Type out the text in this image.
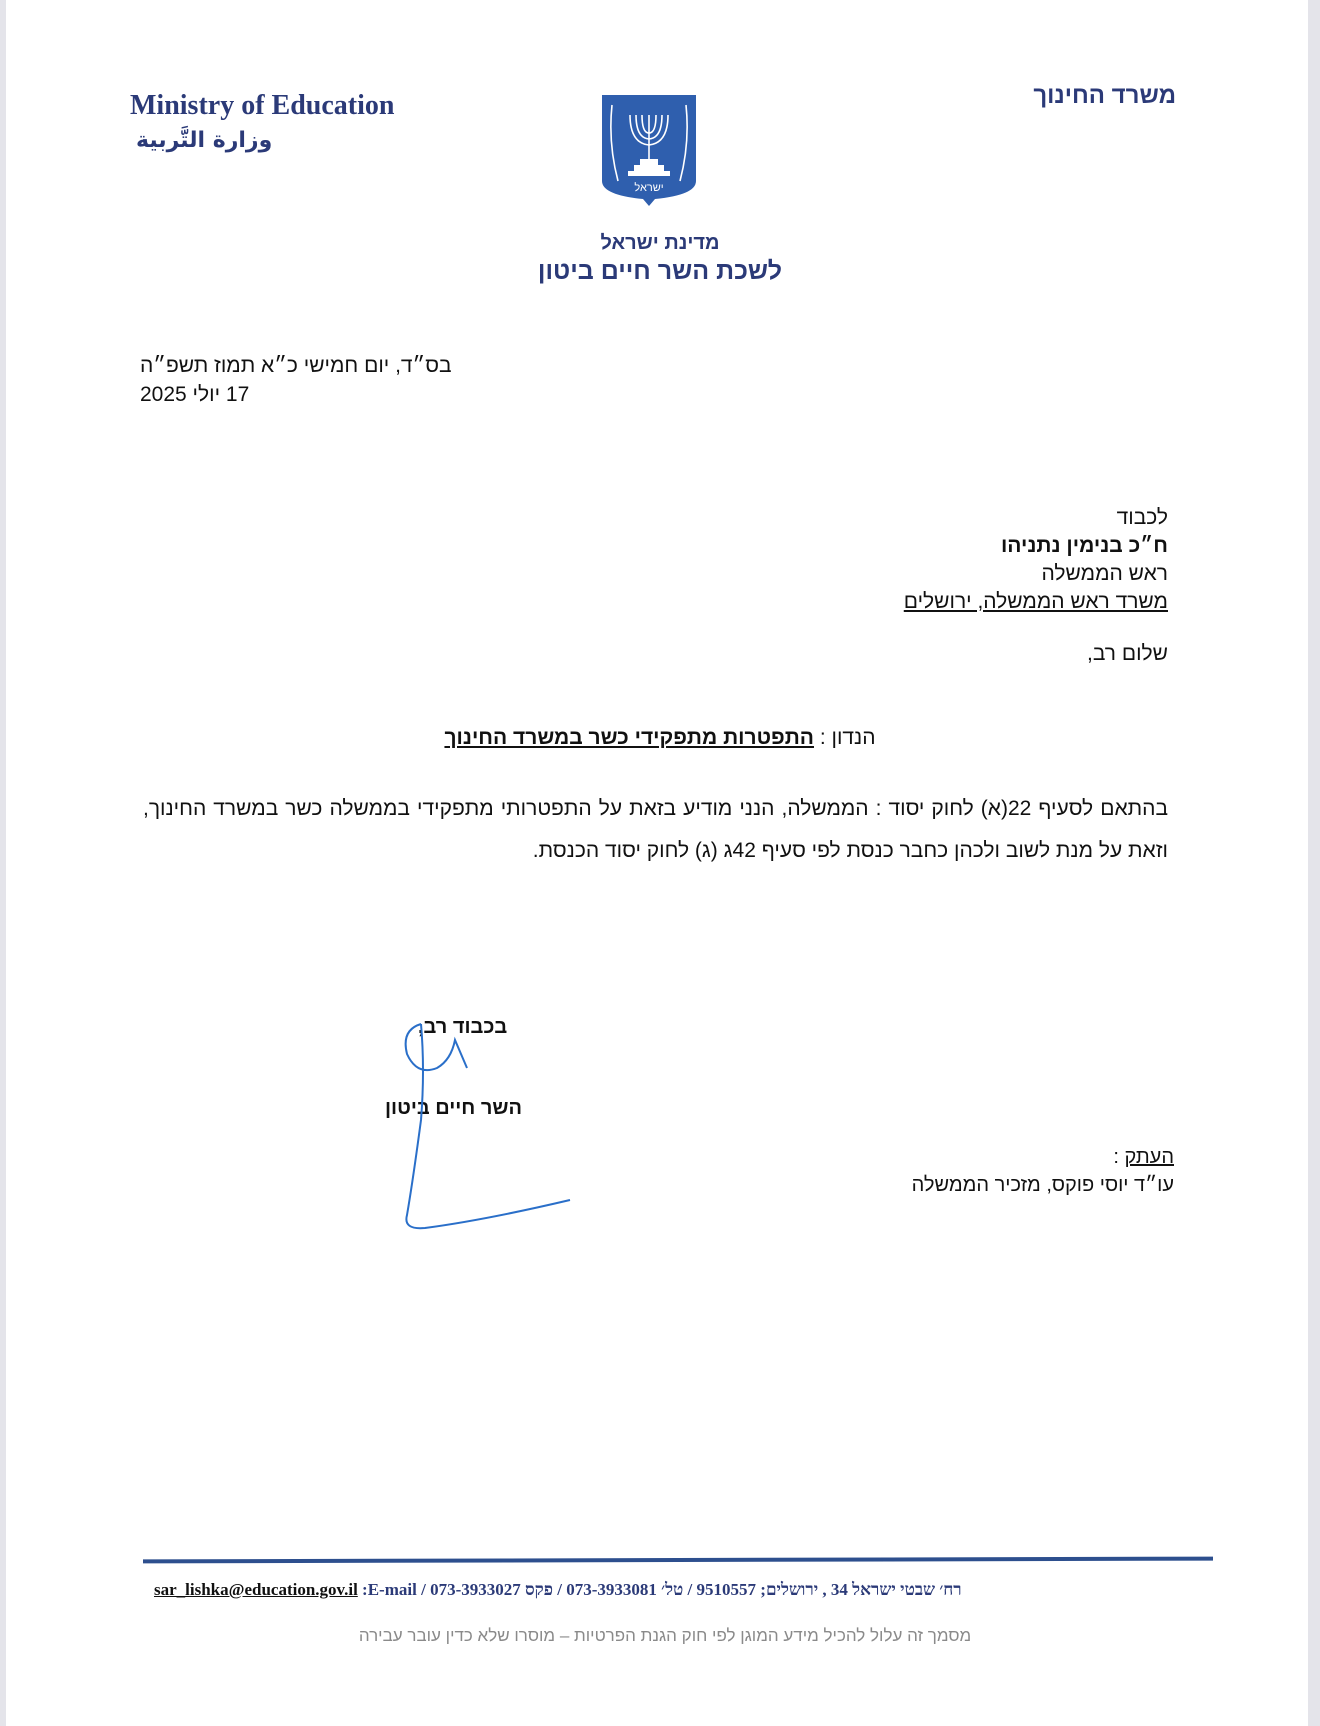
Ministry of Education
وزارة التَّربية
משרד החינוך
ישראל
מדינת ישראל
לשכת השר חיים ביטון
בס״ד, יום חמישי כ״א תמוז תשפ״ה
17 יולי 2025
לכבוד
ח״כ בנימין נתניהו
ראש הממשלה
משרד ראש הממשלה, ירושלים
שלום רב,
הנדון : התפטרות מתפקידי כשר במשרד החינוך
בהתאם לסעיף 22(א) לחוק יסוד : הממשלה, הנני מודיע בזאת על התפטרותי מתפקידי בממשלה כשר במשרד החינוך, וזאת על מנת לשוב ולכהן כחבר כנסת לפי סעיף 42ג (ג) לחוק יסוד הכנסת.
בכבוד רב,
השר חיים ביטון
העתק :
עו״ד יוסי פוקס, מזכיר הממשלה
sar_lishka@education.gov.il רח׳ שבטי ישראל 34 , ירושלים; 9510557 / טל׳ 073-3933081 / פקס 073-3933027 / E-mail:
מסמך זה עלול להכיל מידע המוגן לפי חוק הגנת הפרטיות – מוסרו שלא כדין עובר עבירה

============

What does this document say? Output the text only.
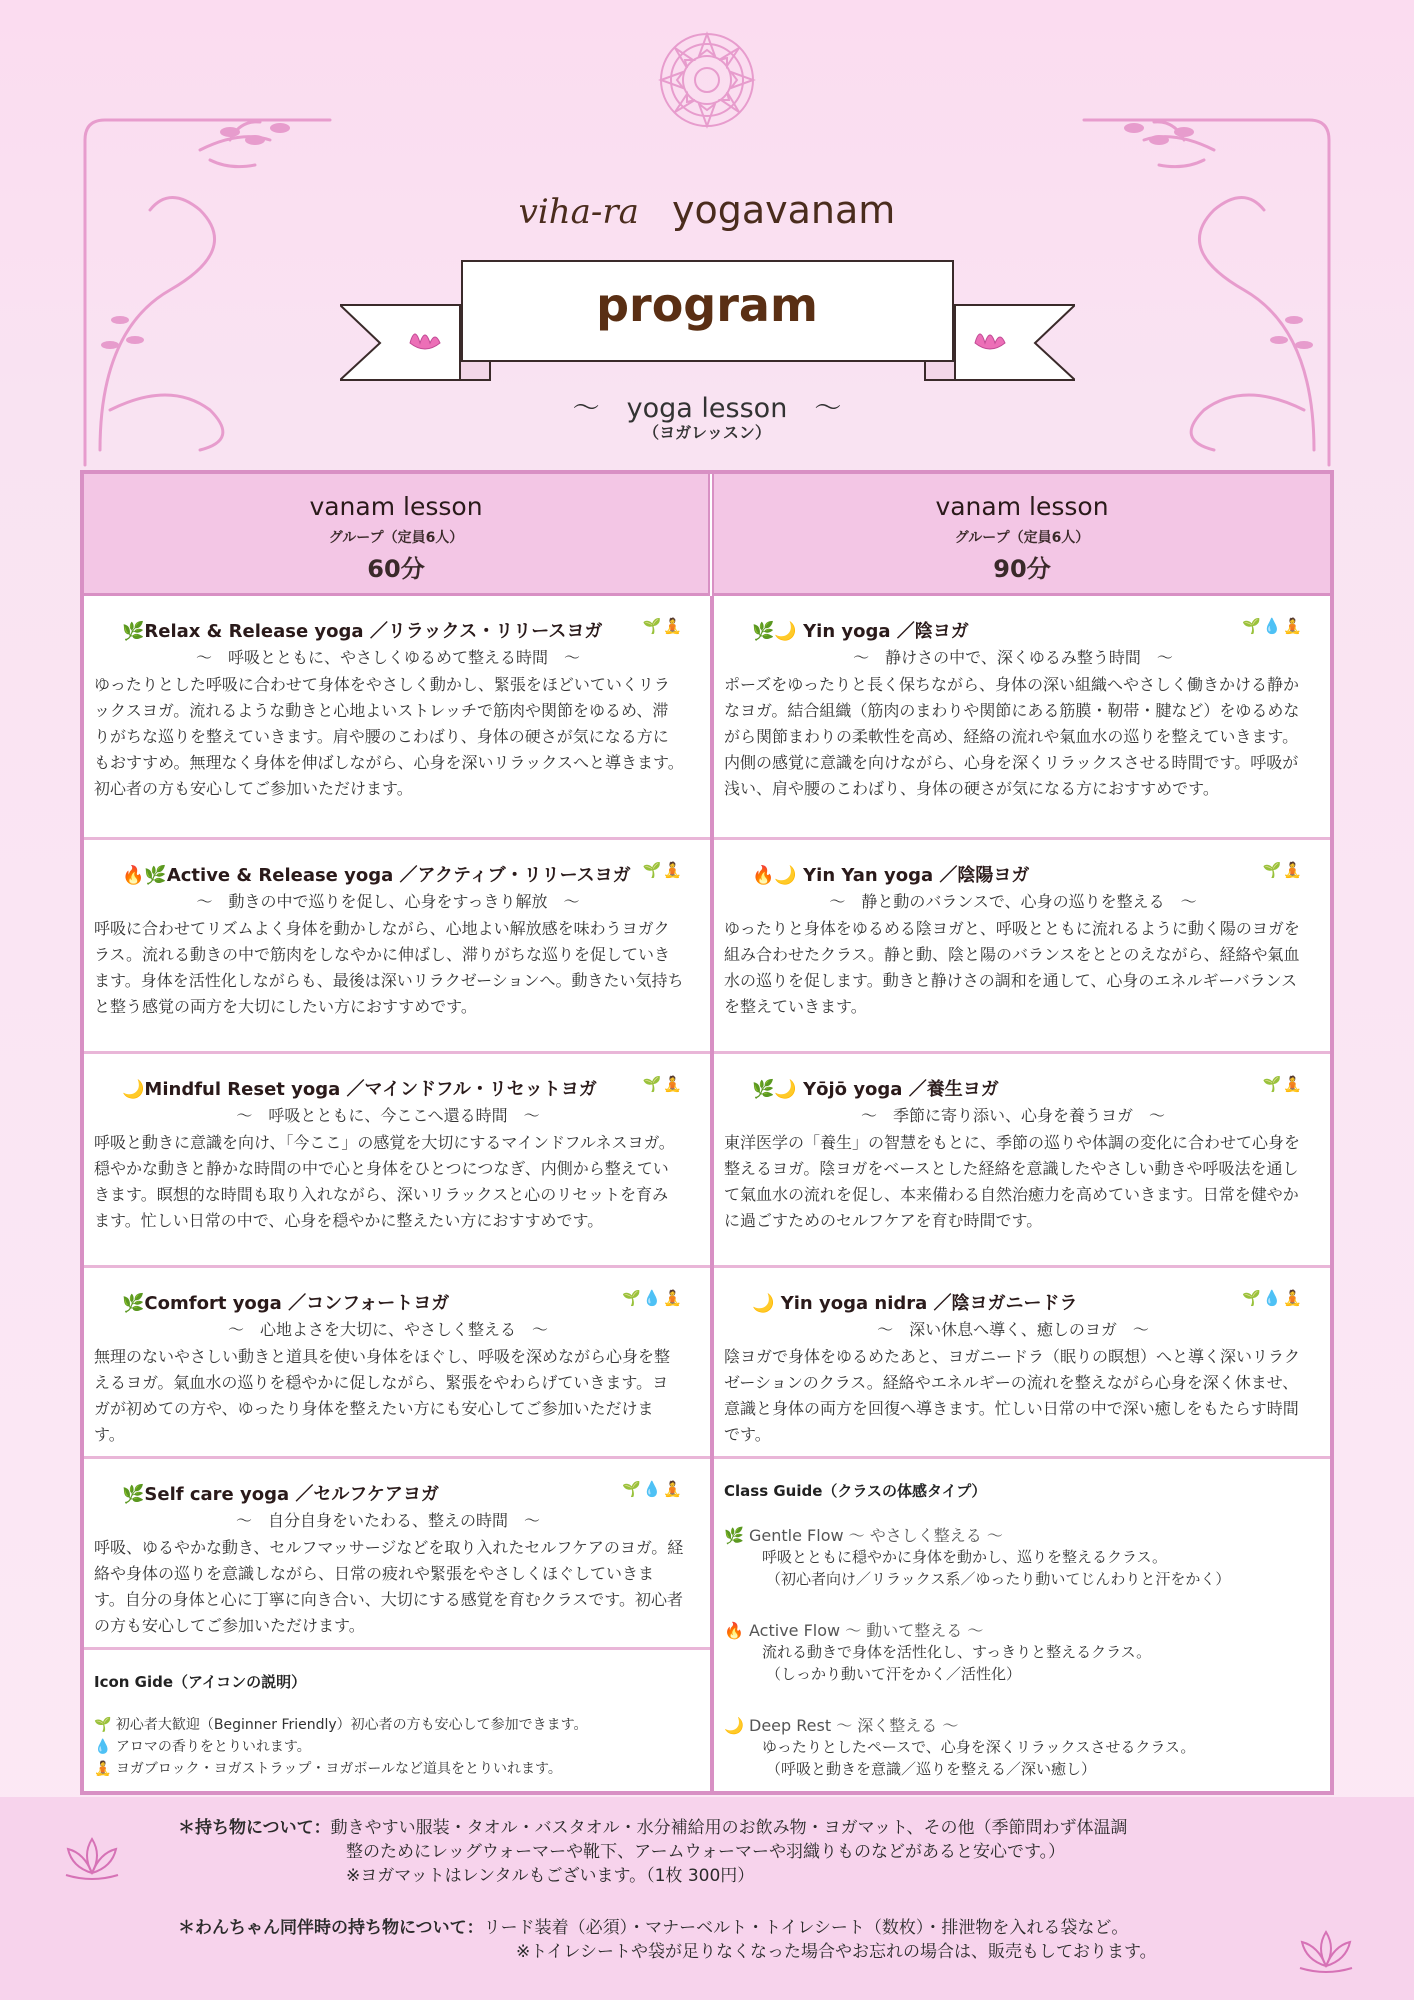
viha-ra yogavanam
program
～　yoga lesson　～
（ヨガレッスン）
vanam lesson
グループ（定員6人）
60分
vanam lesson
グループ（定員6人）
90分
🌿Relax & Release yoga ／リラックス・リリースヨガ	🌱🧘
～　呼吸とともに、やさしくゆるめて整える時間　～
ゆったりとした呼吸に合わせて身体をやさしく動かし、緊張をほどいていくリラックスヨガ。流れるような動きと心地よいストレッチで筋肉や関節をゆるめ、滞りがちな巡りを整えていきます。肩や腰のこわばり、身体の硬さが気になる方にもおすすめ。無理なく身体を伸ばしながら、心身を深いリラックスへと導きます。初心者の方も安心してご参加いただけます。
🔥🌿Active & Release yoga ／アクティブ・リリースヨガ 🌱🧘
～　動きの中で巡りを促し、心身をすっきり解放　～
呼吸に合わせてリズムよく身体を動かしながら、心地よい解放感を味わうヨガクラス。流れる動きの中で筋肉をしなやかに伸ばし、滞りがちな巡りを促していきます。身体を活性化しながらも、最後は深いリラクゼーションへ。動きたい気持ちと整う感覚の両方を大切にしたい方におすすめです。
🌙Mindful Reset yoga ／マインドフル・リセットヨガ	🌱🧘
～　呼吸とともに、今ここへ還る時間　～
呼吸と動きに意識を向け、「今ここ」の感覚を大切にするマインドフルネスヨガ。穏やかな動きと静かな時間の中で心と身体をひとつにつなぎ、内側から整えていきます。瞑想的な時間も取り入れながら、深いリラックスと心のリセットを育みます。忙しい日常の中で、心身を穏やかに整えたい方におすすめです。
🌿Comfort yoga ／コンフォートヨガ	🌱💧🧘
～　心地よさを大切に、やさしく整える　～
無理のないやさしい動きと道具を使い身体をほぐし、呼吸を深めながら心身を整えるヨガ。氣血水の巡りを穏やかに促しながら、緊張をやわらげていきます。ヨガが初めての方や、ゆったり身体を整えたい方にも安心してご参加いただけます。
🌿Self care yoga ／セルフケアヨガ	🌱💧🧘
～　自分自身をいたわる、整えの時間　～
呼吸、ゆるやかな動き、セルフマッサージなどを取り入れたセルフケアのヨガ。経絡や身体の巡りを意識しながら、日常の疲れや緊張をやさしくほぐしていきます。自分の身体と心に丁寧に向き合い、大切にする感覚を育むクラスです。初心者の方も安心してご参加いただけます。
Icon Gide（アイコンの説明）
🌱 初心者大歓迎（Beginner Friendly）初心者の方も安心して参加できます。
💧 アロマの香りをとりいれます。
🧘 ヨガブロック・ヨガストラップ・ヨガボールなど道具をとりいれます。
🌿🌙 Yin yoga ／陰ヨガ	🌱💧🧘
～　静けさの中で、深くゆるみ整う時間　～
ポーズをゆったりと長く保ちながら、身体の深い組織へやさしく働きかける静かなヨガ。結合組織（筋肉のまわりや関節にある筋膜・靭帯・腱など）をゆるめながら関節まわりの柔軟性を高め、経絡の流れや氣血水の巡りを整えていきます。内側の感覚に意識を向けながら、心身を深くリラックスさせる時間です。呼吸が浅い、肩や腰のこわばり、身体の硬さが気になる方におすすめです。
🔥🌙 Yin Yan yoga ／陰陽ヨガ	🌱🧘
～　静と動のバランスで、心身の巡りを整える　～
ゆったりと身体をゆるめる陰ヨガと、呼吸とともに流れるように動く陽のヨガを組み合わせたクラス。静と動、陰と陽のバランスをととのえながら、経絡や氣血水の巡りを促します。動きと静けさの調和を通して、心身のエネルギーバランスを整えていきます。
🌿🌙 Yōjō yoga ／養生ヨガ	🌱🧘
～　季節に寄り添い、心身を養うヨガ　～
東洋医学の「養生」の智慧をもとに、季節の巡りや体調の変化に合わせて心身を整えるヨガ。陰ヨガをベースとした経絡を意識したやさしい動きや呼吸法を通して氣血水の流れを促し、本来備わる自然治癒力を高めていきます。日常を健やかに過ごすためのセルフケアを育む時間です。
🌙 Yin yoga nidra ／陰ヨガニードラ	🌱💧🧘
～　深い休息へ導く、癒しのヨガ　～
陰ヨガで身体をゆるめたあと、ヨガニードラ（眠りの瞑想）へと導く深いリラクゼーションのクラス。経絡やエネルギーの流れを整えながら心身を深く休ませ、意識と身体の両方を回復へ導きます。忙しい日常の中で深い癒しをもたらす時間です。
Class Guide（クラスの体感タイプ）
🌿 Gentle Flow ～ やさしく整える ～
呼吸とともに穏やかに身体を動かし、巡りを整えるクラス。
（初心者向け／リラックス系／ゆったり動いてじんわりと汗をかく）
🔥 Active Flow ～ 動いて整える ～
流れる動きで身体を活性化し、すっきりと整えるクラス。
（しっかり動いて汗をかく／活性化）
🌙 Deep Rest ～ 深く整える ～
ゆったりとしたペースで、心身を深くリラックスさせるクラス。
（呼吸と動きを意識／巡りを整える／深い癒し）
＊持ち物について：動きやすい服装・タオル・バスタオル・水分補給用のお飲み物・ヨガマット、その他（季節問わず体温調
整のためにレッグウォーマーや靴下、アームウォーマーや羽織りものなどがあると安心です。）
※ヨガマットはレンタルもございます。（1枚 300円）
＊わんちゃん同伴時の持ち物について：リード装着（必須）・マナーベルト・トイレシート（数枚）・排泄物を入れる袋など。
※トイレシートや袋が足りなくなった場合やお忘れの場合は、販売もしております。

============

Which lines of the material contain the string "Active"? List each of them.

🔥🌿Active & Release yoga ／アクティブ・リリースヨガ 🌱🧘
🔥 Active Flow ～ 動いて整える ～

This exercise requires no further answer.